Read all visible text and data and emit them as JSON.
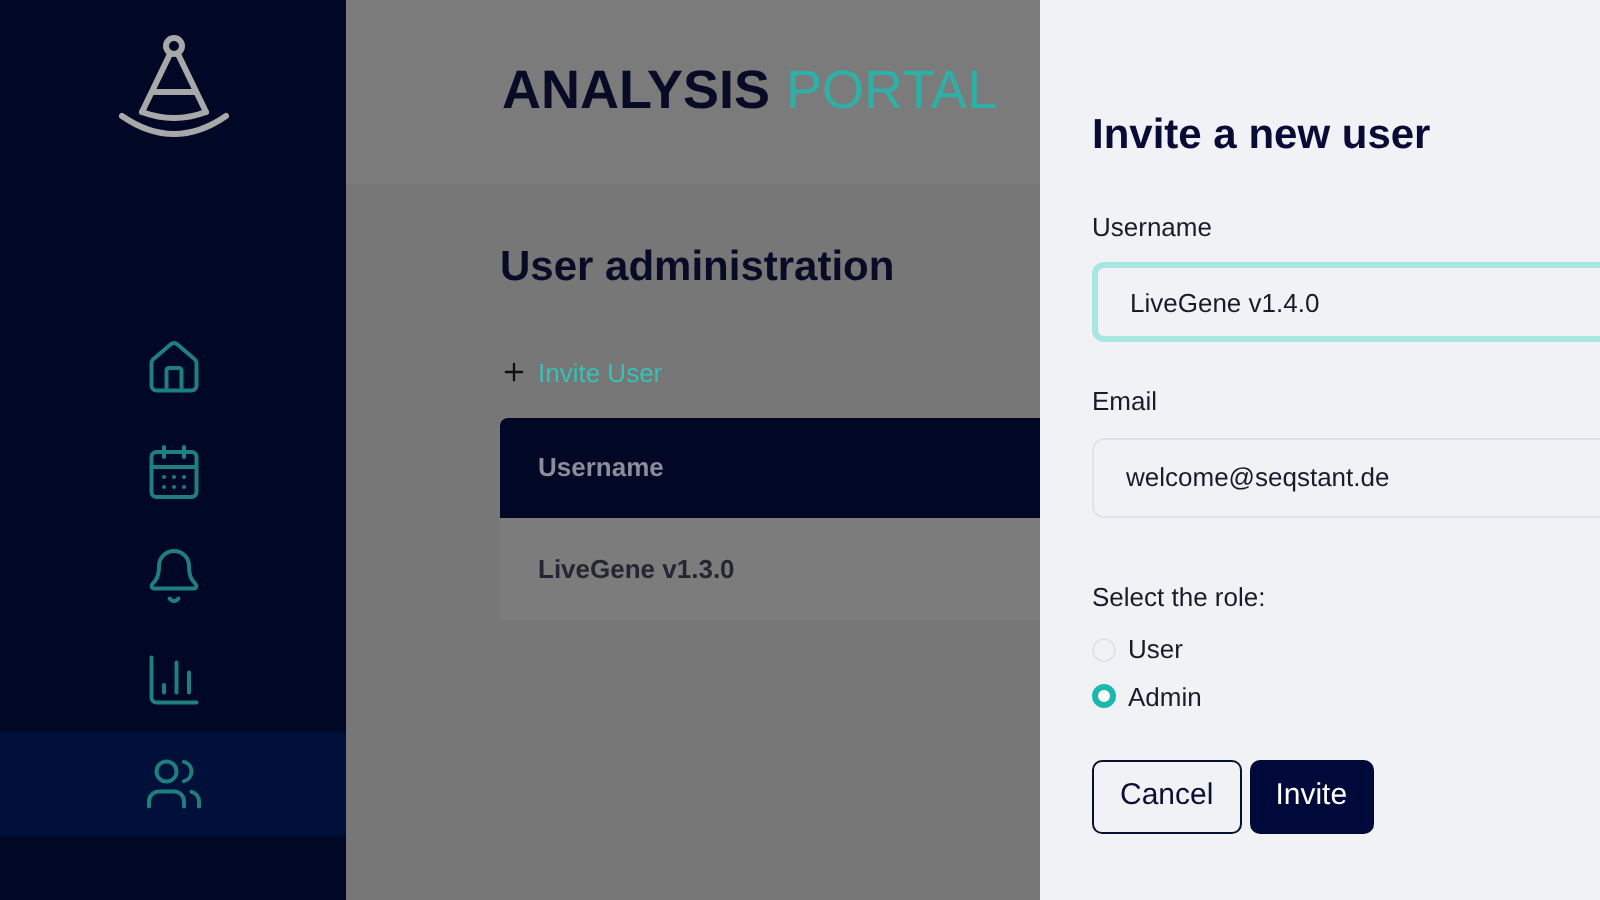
{
  "sidebar": {
    "items": [
      {
        "kind": "home",
        "selected": false
      },
      {
        "kind": "calendar",
        "selected": false
      },
      {
        "kind": "bell",
        "selected": false
      },
      {
        "kind": "chart",
        "selected": false
      },
      {
        "kind": "users",
        "selected": true
      }
    ]
  },
  "header": {
    "title_strong": "ANALYSIS",
    "title_light": "PORTAL"
  },
  "page": {
    "heading": "User administration",
    "invite_link": "Invite User",
    "table": {
      "columns": [
        "Username"
      ],
      "rows": [
        [
          "LiveGene v1.3.0"
        ]
      ]
    }
  },
  "drawer": {
    "title": "Invite a new user",
    "fields": [
      {
        "label": "Username",
        "value": "LiveGene v1.4.0",
        "focused": true
      },
      {
        "label": "Email",
        "value": "welcome@seqstant.de",
        "focused": false
      }
    ],
    "role_label": "Select the role:",
    "roles": [
      {
        "label": "User",
        "selected": false
      },
      {
        "label": "Admin",
        "selected": true
      }
    ],
    "buttons": [
      {
        "label": "Cancel",
        "kind": "secondary"
      },
      {
        "label": "Invite",
        "kind": "primary"
      }
    ]
  }
}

* * * * *

**YOUR INSTRUCTIONS:** Without including any picture, retype the entries exactly.

**REPLY TO THE EXERCISE:**
Read all visible text and data and emit them as JSON.
{
  "sidebar": {
    "items": [
      {
        "kind": "home",
        "selected": false
      },
      {
        "kind": "calendar",
        "selected": false
      },
      {
        "kind": "bell",
        "selected": false
      },
      {
        "kind": "chart",
        "selected": false
      },
      {
        "kind": "users",
        "selected": true
      }
    ]
  },
  "header": {
    "title_strong": "ANALYSIS",
    "title_light": "PORTAL"
  },
  "page": {
    "heading": "User administration",
    "invite_link": "Invite User",
    "table": {
      "columns": [
        "Username"
      ],
      "rows": [
        [
          "LiveGene v1.3.0"
        ]
      ]
    }
  },
  "drawer": {
    "title": "Invite a new user",
    "fields": [
      {
        "label": "Username",
        "value": "LiveGene v1.4.0",
        "focused": true
      },
      {
        "label": "Email",
        "value": "welcome@seqstant.de",
        "focused": false
      }
    ],
    "role_label": "Select the role:",
    "roles": [
      {
        "label": "User",
        "selected": false
      },
      {
        "label": "Admin",
        "selected": true
      }
    ],
    "buttons": [
      {
        "label": "Cancel",
        "kind": "secondary"
      },
      {
        "label": "Invite",
        "kind": "primary"
      }
    ]
  }
}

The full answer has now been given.